[JOB] Whenever a line contains the string "value", copy it out of the entries.

Figure collection entries:

»»

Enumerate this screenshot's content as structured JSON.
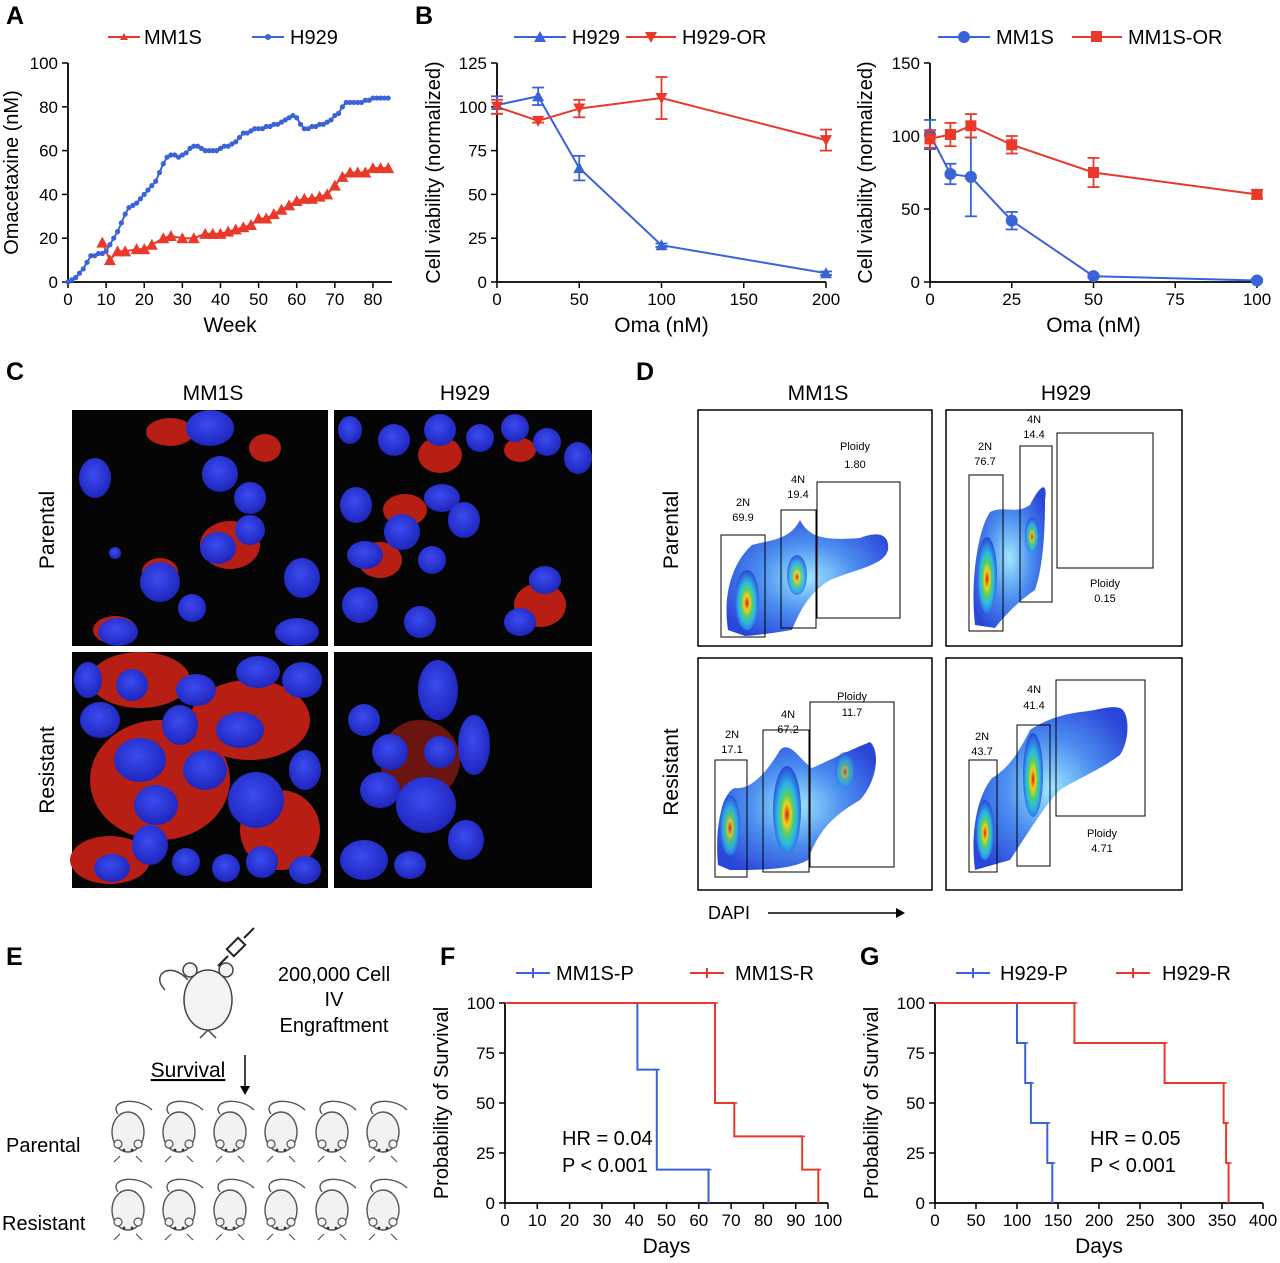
{
  "colors": {
    "red": "#e8392b",
    "blue": "#3a63d8",
    "axis": "#000000",
    "mic_bg": "#050505",
    "nucleus": "#2f3ce0",
    "membrane": "#c4261a"
  },
  "panel_letters": [
    "A",
    "B",
    "C",
    "D",
    "E",
    "F",
    "G"
  ],
  "chart_data": [
    {
      "id": "A",
      "type": "line",
      "xlabel": "Week",
      "ylabel": "Omacetaxine (nM)",
      "xlim": [
        0,
        85
      ],
      "ylim": [
        0,
        100
      ],
      "xticks": [
        0,
        10,
        20,
        30,
        40,
        50,
        60,
        70,
        80
      ],
      "yticks": [
        0,
        20,
        40,
        60,
        80,
        100
      ],
      "series": [
        {
          "name": "MM1S",
          "color": "red",
          "marker": "tri-up",
          "x": [
            9,
            11,
            13,
            15,
            18,
            20,
            22,
            25,
            27,
            30,
            33,
            36,
            38,
            40,
            42,
            44,
            46,
            48,
            50,
            52,
            54,
            56,
            58,
            60,
            62,
            64,
            66,
            68,
            70,
            72,
            74,
            76,
            78,
            80,
            82,
            84
          ],
          "y": [
            18,
            10,
            14,
            14,
            15,
            15,
            17,
            20,
            21,
            20,
            20,
            22,
            22,
            22,
            23,
            24,
            25,
            26,
            29,
            29,
            31,
            33,
            35,
            37,
            38,
            38,
            39,
            40,
            44,
            48,
            50,
            50,
            50,
            52,
            52,
            52
          ]
        },
        {
          "name": "H929",
          "color": "blue",
          "marker": "dot",
          "x": [
            0,
            1,
            2,
            3,
            4,
            5,
            6,
            7,
            8,
            9,
            10,
            11,
            12,
            13,
            14,
            15,
            16,
            17,
            18,
            19,
            20,
            21,
            22,
            23,
            24,
            25,
            26,
            27,
            28,
            29,
            30,
            31,
            32,
            33,
            34,
            35,
            36,
            37,
            38,
            39,
            40,
            41,
            42,
            43,
            44,
            45,
            46,
            47,
            48,
            49,
            50,
            51,
            52,
            53,
            54,
            55,
            56,
            57,
            58,
            59,
            60,
            61,
            62,
            63,
            64,
            65,
            66,
            67,
            68,
            69,
            70,
            71,
            72,
            73,
            74,
            75,
            76,
            77,
            78,
            79,
            80,
            81,
            82,
            83,
            84
          ],
          "y": [
            0,
            1,
            2,
            4,
            6,
            9,
            12,
            12,
            13,
            13,
            14,
            17,
            20,
            23,
            27,
            31,
            34,
            35,
            36,
            38,
            40,
            42,
            44,
            46,
            50,
            54,
            57,
            58,
            58,
            57,
            58,
            59,
            61,
            62,
            62,
            61,
            60,
            60,
            60,
            60,
            61,
            62,
            62,
            63,
            64,
            66,
            68,
            68,
            69,
            70,
            70,
            70,
            71,
            71,
            72,
            72,
            73,
            74,
            75,
            76,
            75,
            72,
            70,
            70,
            71,
            71,
            72,
            72,
            73,
            74,
            76,
            77,
            80,
            82,
            82,
            82,
            82,
            82,
            83,
            83,
            84,
            84,
            84,
            84,
            84
          ]
        }
      ]
    },
    {
      "id": "B1",
      "type": "line",
      "xlabel": "Oma (nM)",
      "ylabel": "Cell viability (normalized)",
      "xlim": [
        0,
        200
      ],
      "ylim": [
        0,
        125
      ],
      "xticks": [
        0,
        50,
        100,
        150,
        200
      ],
      "yticks": [
        0,
        25,
        50,
        75,
        100,
        125
      ],
      "series": [
        {
          "name": "H929",
          "color": "blue",
          "marker": "tri-up",
          "x": [
            0,
            25,
            50,
            100,
            200
          ],
          "y": [
            101,
            106,
            65,
            21,
            5
          ],
          "err": [
            5,
            5,
            7,
            1,
            1
          ]
        },
        {
          "name": "H929-OR",
          "color": "red",
          "marker": "tri-down",
          "x": [
            0,
            25,
            50,
            100,
            200
          ],
          "y": [
            100,
            92,
            99,
            105,
            81
          ],
          "err": [
            4,
            1,
            5,
            12,
            6
          ]
        }
      ]
    },
    {
      "id": "B2",
      "type": "line",
      "xlabel": "Oma (nM)",
      "ylabel": "Cell viability (normalized)",
      "xlim": [
        0,
        100
      ],
      "ylim": [
        0,
        150
      ],
      "xticks": [
        0,
        25,
        50,
        75,
        100
      ],
      "yticks": [
        0,
        50,
        100,
        150
      ],
      "series": [
        {
          "name": "MM1S",
          "color": "blue",
          "marker": "dot",
          "x": [
            0,
            6.25,
            12.5,
            25,
            50,
            100
          ],
          "y": [
            101,
            74,
            72,
            42,
            4,
            1
          ],
          "err": [
            10,
            7,
            27,
            6,
            1,
            1
          ]
        },
        {
          "name": "MM1S-OR",
          "color": "red",
          "marker": "square",
          "x": [
            0,
            6.25,
            12.5,
            25,
            50,
            100
          ],
          "y": [
            98,
            101,
            107,
            94,
            75,
            60
          ],
          "err": [
            6,
            8,
            8,
            6,
            10,
            3
          ]
        }
      ]
    },
    {
      "id": "F",
      "type": "line",
      "xlabel": "Days",
      "ylabel": "Probability of Survival",
      "xlim": [
        0,
        100
      ],
      "ylim": [
        0,
        100
      ],
      "xticks": [
        0,
        10,
        20,
        30,
        40,
        50,
        60,
        70,
        80,
        90,
        100
      ],
      "yticks": [
        0,
        25,
        50,
        75,
        100
      ],
      "annotation": [
        "HR = 0.04",
        "P < 0.001"
      ],
      "series": [
        {
          "name": "MM1S-P",
          "color": "blue",
          "x": [
            0,
            41,
            41,
            47,
            47,
            63,
            63
          ],
          "y": [
            100,
            100,
            66.7,
            66.7,
            16.7,
            16.7,
            0
          ]
        },
        {
          "name": "MM1S-R",
          "color": "red",
          "x": [
            0,
            65,
            65,
            71,
            71,
            92,
            92,
            97,
            97
          ],
          "y": [
            100,
            100,
            50,
            50,
            33.3,
            33.3,
            16.7,
            16.7,
            0
          ]
        }
      ]
    },
    {
      "id": "G",
      "type": "line",
      "xlabel": "Days",
      "ylabel": "Probability of Survival",
      "xlim": [
        0,
        400
      ],
      "ylim": [
        0,
        100
      ],
      "xticks": [
        0,
        50,
        100,
        150,
        200,
        250,
        300,
        350,
        400
      ],
      "yticks": [
        0,
        25,
        50,
        75,
        100
      ],
      "annotation": [
        "HR = 0.05",
        "P < 0.001"
      ],
      "series": [
        {
          "name": "H929-P",
          "color": "blue",
          "x": [
            0,
            100,
            100,
            110,
            110,
            117,
            117,
            137,
            137,
            143,
            143
          ],
          "y": [
            100,
            100,
            80,
            80,
            60,
            60,
            40,
            40,
            20,
            20,
            0
          ]
        },
        {
          "name": "H929-R",
          "color": "red",
          "x": [
            0,
            170,
            170,
            280,
            280,
            352,
            352,
            355,
            355,
            358,
            358
          ],
          "y": [
            100,
            100,
            80,
            80,
            60,
            60,
            40,
            40,
            20,
            20,
            0
          ]
        }
      ]
    }
  ],
  "panelC": {
    "columns": [
      "MM1S",
      "H929"
    ],
    "rows": [
      "Parental",
      "Resistant"
    ]
  },
  "panelD": {
    "columns": [
      "MM1S",
      "H929"
    ],
    "rows": [
      "Parental",
      "Resistant"
    ],
    "axis_label": "DAPI",
    "plots": [
      {
        "gates": [
          {
            "label": "2N",
            "value": "69.9"
          },
          {
            "label": "4N",
            "value": "19.4"
          },
          {
            "label": "Ploidy",
            "value": "1.80"
          }
        ]
      },
      {
        "gates": [
          {
            "label": "2N",
            "value": "76.7"
          },
          {
            "label": "4N",
            "value": "14.4"
          },
          {
            "label": "Ploidy",
            "value": "0.15"
          }
        ]
      },
      {
        "gates": [
          {
            "label": "2N",
            "value": "17.1"
          },
          {
            "label": "4N",
            "value": "67.2"
          },
          {
            "label": "Ploidy",
            "value": "11.7"
          }
        ]
      },
      {
        "gates": [
          {
            "label": "2N",
            "value": "43.7"
          },
          {
            "label": "4N",
            "value": "41.4"
          },
          {
            "label": "Ploidy",
            "value": "4.71"
          }
        ]
      }
    ]
  },
  "panelE": {
    "inject_text": [
      "200,000 Cell",
      "IV",
      "Engraftment"
    ],
    "survival_label": "Survival",
    "rows": [
      "Parental",
      "Resistant"
    ]
  }
}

««

[EXERCISE RESPONSE]
            "value": "69.9"
            "value": "19.4"
            "value": "1.80"
            "value": "76.7"
            "value": "14.4"
            "value": "0.15"
            "value": "17.1"
            "value": "67.2"
            "value": "11.7"
            "value": "43.7"
            "value": "41.4"
            "value": "4.71"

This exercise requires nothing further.